**Set problem**
Give the material again in full, matching it exactly.

(begin)

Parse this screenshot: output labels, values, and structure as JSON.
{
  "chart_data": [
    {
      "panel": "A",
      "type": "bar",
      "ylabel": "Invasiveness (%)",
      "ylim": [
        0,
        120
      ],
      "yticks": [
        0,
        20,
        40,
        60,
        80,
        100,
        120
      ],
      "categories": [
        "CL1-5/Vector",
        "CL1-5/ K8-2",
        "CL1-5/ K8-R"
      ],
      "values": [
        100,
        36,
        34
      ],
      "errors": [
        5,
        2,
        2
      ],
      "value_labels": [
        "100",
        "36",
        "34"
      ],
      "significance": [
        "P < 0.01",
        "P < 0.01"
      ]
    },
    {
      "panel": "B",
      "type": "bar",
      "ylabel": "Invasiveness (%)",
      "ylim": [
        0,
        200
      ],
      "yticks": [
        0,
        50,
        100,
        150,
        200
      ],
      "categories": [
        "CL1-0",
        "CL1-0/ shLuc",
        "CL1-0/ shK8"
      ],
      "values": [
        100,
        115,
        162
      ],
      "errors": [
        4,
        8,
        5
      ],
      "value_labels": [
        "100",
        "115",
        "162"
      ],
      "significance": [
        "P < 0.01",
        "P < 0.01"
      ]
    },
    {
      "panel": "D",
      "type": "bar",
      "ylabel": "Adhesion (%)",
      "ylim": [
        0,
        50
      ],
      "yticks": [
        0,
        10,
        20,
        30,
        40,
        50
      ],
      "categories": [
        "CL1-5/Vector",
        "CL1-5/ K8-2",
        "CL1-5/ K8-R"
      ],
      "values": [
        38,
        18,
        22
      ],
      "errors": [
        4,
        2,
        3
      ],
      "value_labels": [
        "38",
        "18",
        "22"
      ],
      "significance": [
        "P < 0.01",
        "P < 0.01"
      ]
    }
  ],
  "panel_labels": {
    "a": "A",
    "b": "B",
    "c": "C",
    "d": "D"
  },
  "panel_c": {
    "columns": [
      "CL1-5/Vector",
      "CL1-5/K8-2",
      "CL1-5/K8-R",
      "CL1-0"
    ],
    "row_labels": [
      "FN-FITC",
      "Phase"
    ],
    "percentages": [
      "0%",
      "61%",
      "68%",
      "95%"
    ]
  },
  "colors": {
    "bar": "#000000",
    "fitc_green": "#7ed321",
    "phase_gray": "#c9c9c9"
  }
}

(end)

**Completed task**
Parse this screenshot: output labels, values, and structure as JSON.
{
  "chart_data": [
    {
      "panel": "A",
      "type": "bar",
      "ylabel": "Invasiveness (%)",
      "ylim": [
        0,
        120
      ],
      "yticks": [
        0,
        20,
        40,
        60,
        80,
        100,
        120
      ],
      "categories": [
        "CL1-5/Vector",
        "CL1-5/ K8-2",
        "CL1-5/ K8-R"
      ],
      "values": [
        100,
        36,
        34
      ],
      "errors": [
        5,
        2,
        2
      ],
      "value_labels": [
        "100",
        "36",
        "34"
      ],
      "significance": [
        "P < 0.01",
        "P < 0.01"
      ]
    },
    {
      "panel": "B",
      "type": "bar",
      "ylabel": "Invasiveness (%)",
      "ylim": [
        0,
        200
      ],
      "yticks": [
        0,
        50,
        100,
        150,
        200
      ],
      "categories": [
        "CL1-0",
        "CL1-0/ shLuc",
        "CL1-0/ shK8"
      ],
      "values": [
        100,
        115,
        162
      ],
      "errors": [
        4,
        8,
        5
      ],
      "value_labels": [
        "100",
        "115",
        "162"
      ],
      "significance": [
        "P < 0.01",
        "P < 0.01"
      ]
    },
    {
      "panel": "D",
      "type": "bar",
      "ylabel": "Adhesion (%)",
      "ylim": [
        0,
        50
      ],
      "yticks": [
        0,
        10,
        20,
        30,
        40,
        50
      ],
      "categories": [
        "CL1-5/Vector",
        "CL1-5/ K8-2",
        "CL1-5/ K8-R"
      ],
      "values": [
        38,
        18,
        22
      ],
      "errors": [
        4,
        2,
        3
      ],
      "value_labels": [
        "38",
        "18",
        "22"
      ],
      "significance": [
        "P < 0.01",
        "P < 0.01"
      ]
    }
  ],
  "panel_labels": {
    "a": "A",
    "b": "B",
    "c": "C",
    "d": "D"
  },
  "panel_c": {
    "columns": [
      "CL1-5/Vector",
      "CL1-5/K8-2",
      "CL1-5/K8-R",
      "CL1-0"
    ],
    "row_labels": [
      "FN-FITC",
      "Phase"
    ],
    "percentages": [
      "0%",
      "61%",
      "68%",
      "95%"
    ]
  },
  "colors": {
    "bar": "#000000",
    "fitc_green": "#7ed321",
    "phase_gray": "#c9c9c9"
  }
}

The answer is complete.